WHAT IS NEEDED:
Check every line of the entries below for the word "title", and copy the ones that have it.

^^^^^^^^

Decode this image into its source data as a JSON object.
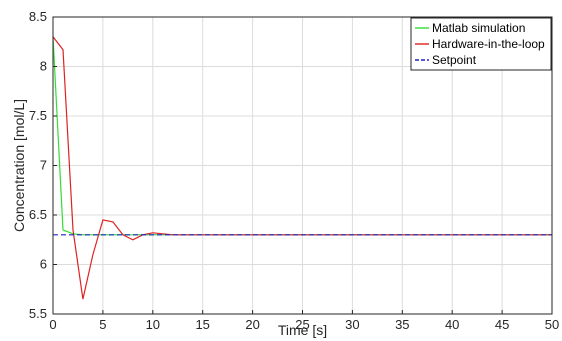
{
  "chart_data": {
    "type": "line",
    "title": "",
    "xlabel": "Time [s]",
    "ylabel": "Concentration [mol/L]",
    "xlim": [
      0,
      50
    ],
    "ylim": [
      5.5,
      8.5
    ],
    "xticks": [
      "0",
      "5",
      "10",
      "15",
      "20",
      "25",
      "30",
      "35",
      "40",
      "45",
      "50"
    ],
    "yticks": [
      "5.5",
      "6",
      "6.5",
      "7",
      "7.5",
      "8",
      "8.5"
    ],
    "grid": true,
    "legend_position": "top-right",
    "series": [
      {
        "name": "Matlab  simulation",
        "color": "#33dd33",
        "dash": "solid",
        "x": [
          0,
          1,
          2,
          3,
          4,
          5,
          10,
          15,
          20,
          30,
          40,
          50
        ],
        "y": [
          8.3,
          6.35,
          6.31,
          6.3,
          6.3,
          6.3,
          6.3,
          6.3,
          6.3,
          6.3,
          6.3,
          6.3
        ]
      },
      {
        "name": "Hardware-in-the-loop",
        "color": "#dd2222",
        "dash": "solid",
        "x": [
          0,
          1,
          2,
          3,
          4,
          5,
          6,
          7,
          8,
          9,
          10,
          11,
          12,
          13,
          15,
          20,
          30,
          40,
          50
        ],
        "y": [
          8.3,
          8.17,
          6.35,
          5.65,
          6.1,
          6.45,
          6.43,
          6.3,
          6.25,
          6.3,
          6.32,
          6.31,
          6.3,
          6.3,
          6.3,
          6.3,
          6.3,
          6.3,
          6.3
        ]
      },
      {
        "name": "Setpoint",
        "color": "#2222cc",
        "dash": "dashed",
        "x": [
          0,
          50
        ],
        "y": [
          6.3,
          6.3
        ]
      }
    ]
  }
}
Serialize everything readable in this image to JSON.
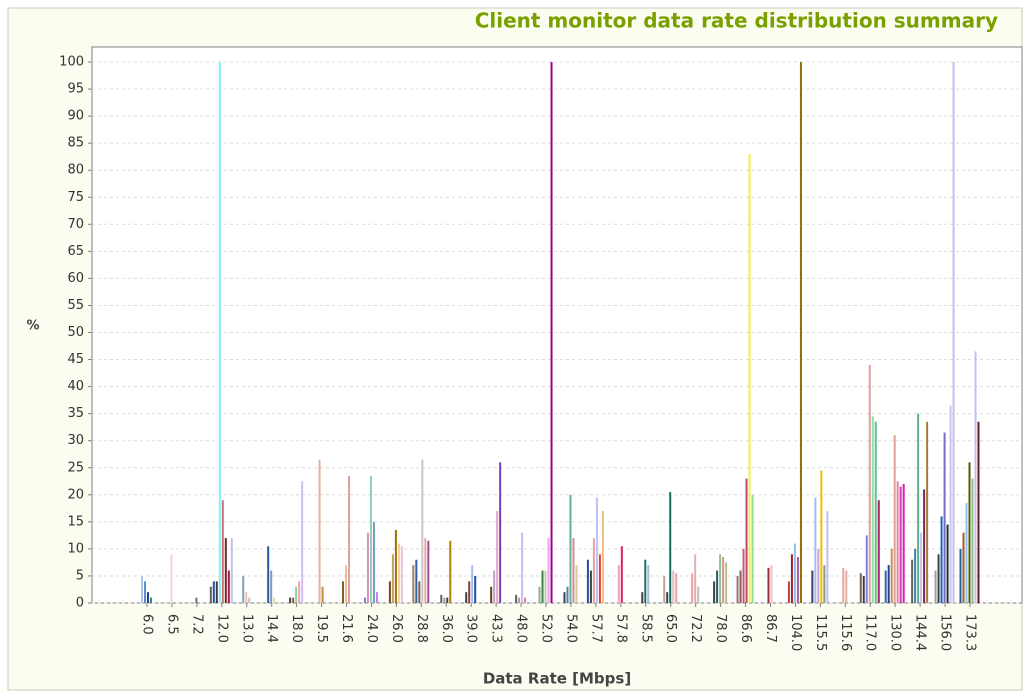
{
  "chart_data": {
    "type": "bar",
    "title": "Client monitor data rate distribution summary",
    "x_label": "Data Rate [Mbps]",
    "y_label": "%",
    "categories": [
      "6.0",
      "6.5",
      "7.2",
      "12.0",
      "13.0",
      "14.4",
      "18.0",
      "19.5",
      "21.6",
      "24.0",
      "26.0",
      "28.8",
      "36.0",
      "39.0",
      "43.3",
      "48.0",
      "52.0",
      "54.0",
      "57.7",
      "57.8",
      "58.5",
      "65.0",
      "72.2",
      "78.0",
      "86.6",
      "86.7",
      "104.0",
      "115.5",
      "115.6",
      "117.0",
      "130.0",
      "144.4",
      "156.0",
      "173.3"
    ],
    "groups": [
      {
        "values": [
          5,
          4,
          2,
          1
        ],
        "colors": [
          "#a8c8f0",
          "#5a8fd0",
          "#1f3f8f",
          "#2a8a8a"
        ]
      },
      {
        "values": [
          9
        ],
        "colors": [
          "#f8d0d0"
        ]
      },
      {
        "values": [
          1
        ],
        "colors": [
          "#707070"
        ]
      },
      {
        "values": [
          3,
          4,
          4,
          100,
          19,
          12,
          6,
          12
        ],
        "colors": [
          "#606060",
          "#2050a0",
          "#404040",
          "#80f0ff",
          "#d07070",
          "#802020",
          "#a02040",
          "#c0c0f0"
        ]
      },
      {
        "values": [
          5,
          2,
          1
        ],
        "colors": [
          "#80a0c0",
          "#f0c0a0",
          "#c0c0c0"
        ]
      },
      {
        "values": [
          10.5,
          6,
          1
        ],
        "colors": [
          "#1f5fa0",
          "#9090c0",
          "#e0e0a0"
        ]
      },
      {
        "values": [
          1,
          1,
          3,
          4,
          22.5
        ],
        "colors": [
          "#404040",
          "#806040",
          "#90d090",
          "#f0a0c0",
          "#d0c0f0"
        ]
      },
      {
        "values": [
          26.5,
          3
        ],
        "colors": [
          "#e0b0a0",
          "#c09040"
        ]
      },
      {
        "values": [
          4,
          7,
          23.5
        ],
        "colors": [
          "#806020",
          "#f0c090",
          "#e0a0a0"
        ]
      },
      {
        "values": [
          1,
          13,
          23.5,
          15,
          2
        ],
        "colors": [
          "#8080c0",
          "#e090c0",
          "#90d0b0",
          "#70a0c0",
          "#c080f0"
        ]
      },
      {
        "values": [
          4,
          9,
          13.5,
          11,
          10.5
        ],
        "colors": [
          "#804020",
          "#c0a060",
          "#a07000",
          "#f0d0a0",
          "#f0c0d0"
        ]
      },
      {
        "values": [
          7,
          8,
          4,
          26.5,
          12,
          11.5
        ],
        "colors": [
          "#a08060",
          "#3060a0",
          "#806040",
          "#d0c0d0",
          "#e0b0a0",
          "#a05090"
        ]
      },
      {
        "values": [
          1.5,
          1,
          1,
          11.5
        ],
        "colors": [
          "#606060",
          "#a0a0a0",
          "#404040",
          "#b08000"
        ]
      },
      {
        "values": [
          2,
          4,
          7,
          5
        ],
        "colors": [
          "#404040",
          "#804040",
          "#a0c0f0",
          "#2050a0"
        ]
      },
      {
        "values": [
          3,
          6,
          17,
          26
        ],
        "colors": [
          "#604020",
          "#c0a0c0",
          "#f0a0c0",
          "#7040c0"
        ]
      },
      {
        "values": [
          1.5,
          1,
          13,
          1
        ],
        "colors": [
          "#606060",
          "#a0a0a0",
          "#c0c0f0",
          "#e080a0"
        ]
      },
      {
        "values": [
          3,
          6,
          6,
          12,
          100
        ],
        "colors": [
          "#a0a0a0",
          "#408040",
          "#c0d0a0",
          "#f0a0f0",
          "#a0008a"
        ]
      },
      {
        "values": [
          2,
          3,
          20,
          12,
          7
        ],
        "colors": [
          "#404060",
          "#6080a0",
          "#60b0a0",
          "#d09090",
          "#e0c0a0"
        ]
      },
      {
        "values": [
          8,
          6,
          12,
          19.5,
          9,
          17
        ],
        "colors": [
          "#2050a0",
          "#404040",
          "#f0a0a0",
          "#c0c0f0",
          "#e04040",
          "#f0c080"
        ]
      },
      {
        "values": [
          7,
          10.5
        ],
        "colors": [
          "#f0a0c0",
          "#e02060"
        ]
      },
      {
        "values": [
          2,
          8,
          7
        ],
        "colors": [
          "#404040",
          "#207060",
          "#a0c0e0"
        ]
      },
      {
        "values": [
          5,
          2,
          20.5,
          6,
          5.5
        ],
        "colors": [
          "#c0a0a0",
          "#404040",
          "#107060",
          "#e0c0c0",
          "#f0a0a0"
        ]
      },
      {
        "values": [
          5.5,
          9,
          3
        ],
        "colors": [
          "#f0a0a0",
          "#e0b0b0",
          "#c0c0c0"
        ]
      },
      {
        "values": [
          4,
          6,
          9,
          8.5,
          7.5
        ],
        "colors": [
          "#404040",
          "#206060",
          "#90c090",
          "#e09090",
          "#c0c080"
        ]
      },
      {
        "values": [
          5,
          6,
          10,
          23,
          83,
          20
        ],
        "colors": [
          "#a07070",
          "#806060",
          "#c06060",
          "#c04080",
          "#f0f040",
          "#90e090"
        ]
      },
      {
        "values": [
          6.5,
          7
        ],
        "colors": [
          "#a03030",
          "#f0c0d0"
        ]
      },
      {
        "values": [
          4,
          9,
          11,
          8.5,
          100
        ],
        "colors": [
          "#c04040",
          "#a02020",
          "#90c0f0",
          "#a060a0",
          "#907000"
        ]
      },
      {
        "values": [
          6,
          19.5,
          10,
          24.5,
          7,
          17
        ],
        "colors": [
          "#404060",
          "#a0c0f0",
          "#d0a0d0",
          "#f0c000",
          "#80a080",
          "#c0c0f0"
        ]
      },
      {
        "values": [
          6.5,
          6
        ],
        "colors": [
          "#f0a0a0",
          "#e0b0a0"
        ]
      },
      {
        "values": [
          5.5,
          5,
          12.5,
          44,
          34.5,
          33.5,
          19
        ],
        "colors": [
          "#806040",
          "#404040",
          "#8080e0",
          "#e0a0a0",
          "#90e0a0",
          "#60c090",
          "#a02060"
        ]
      },
      {
        "values": [
          6,
          7,
          10,
          31,
          22.5,
          21.5,
          22
        ],
        "colors": [
          "#4060a0",
          "#2040a0",
          "#c09060",
          "#e0a090",
          "#f080a0",
          "#c040c0",
          "#e020a0"
        ]
      },
      {
        "values": [
          8,
          10,
          35,
          13,
          21,
          33.5
        ],
        "colors": [
          "#606060",
          "#4080a0",
          "#60b090",
          "#c0c0f0",
          "#802060",
          "#a08030"
        ]
      },
      {
        "values": [
          6,
          9,
          16,
          31.5,
          14.5,
          36.5,
          100
        ],
        "colors": [
          "#a0a0a0",
          "#404040",
          "#2060c0",
          "#7070c0",
          "#203030",
          "#d0c0f0",
          "#c0c0f0"
        ]
      },
      {
        "values": [
          10,
          13,
          18.5,
          26,
          23,
          46.5,
          33.5
        ],
        "colors": [
          "#2060a0",
          "#a06020",
          "#90c0f0",
          "#506000",
          "#90c090",
          "#c0c0f0",
          "#602020"
        ]
      }
    ],
    "ylim": [
      0,
      100
    ],
    "yticks": [
      0,
      5,
      10,
      15,
      20,
      25,
      30,
      35,
      40,
      45,
      50,
      55,
      60,
      65,
      70,
      75,
      80,
      85,
      90,
      95,
      100
    ],
    "grid": true
  }
}
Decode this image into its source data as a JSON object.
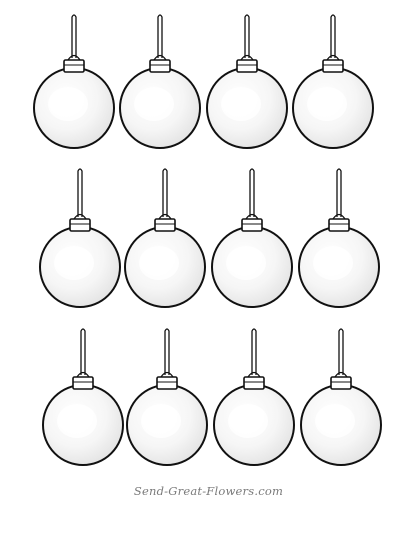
{
  "page": {
    "watermark": "Send-Great-Flowers.com"
  },
  "ornaments": {
    "rows": 3,
    "columns": 4,
    "count": 12,
    "style": "blank-round-bauble-outline",
    "fill_color": "#f7f7f7",
    "outline_color": "#111111",
    "highlight_color": "#dcdcdc"
  }
}
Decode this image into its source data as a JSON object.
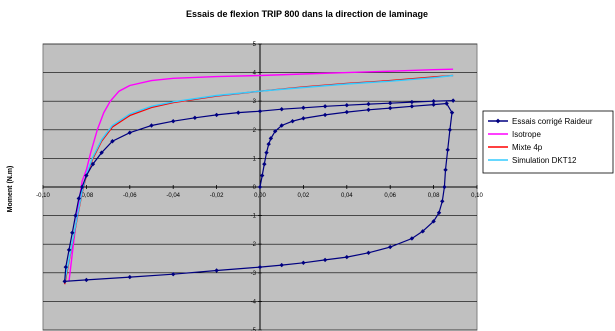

^^^^^^^^

SOLUTION TO THIS EXERCISE:
    "title": "",
    "title": "Client monitor data rate distribution summary",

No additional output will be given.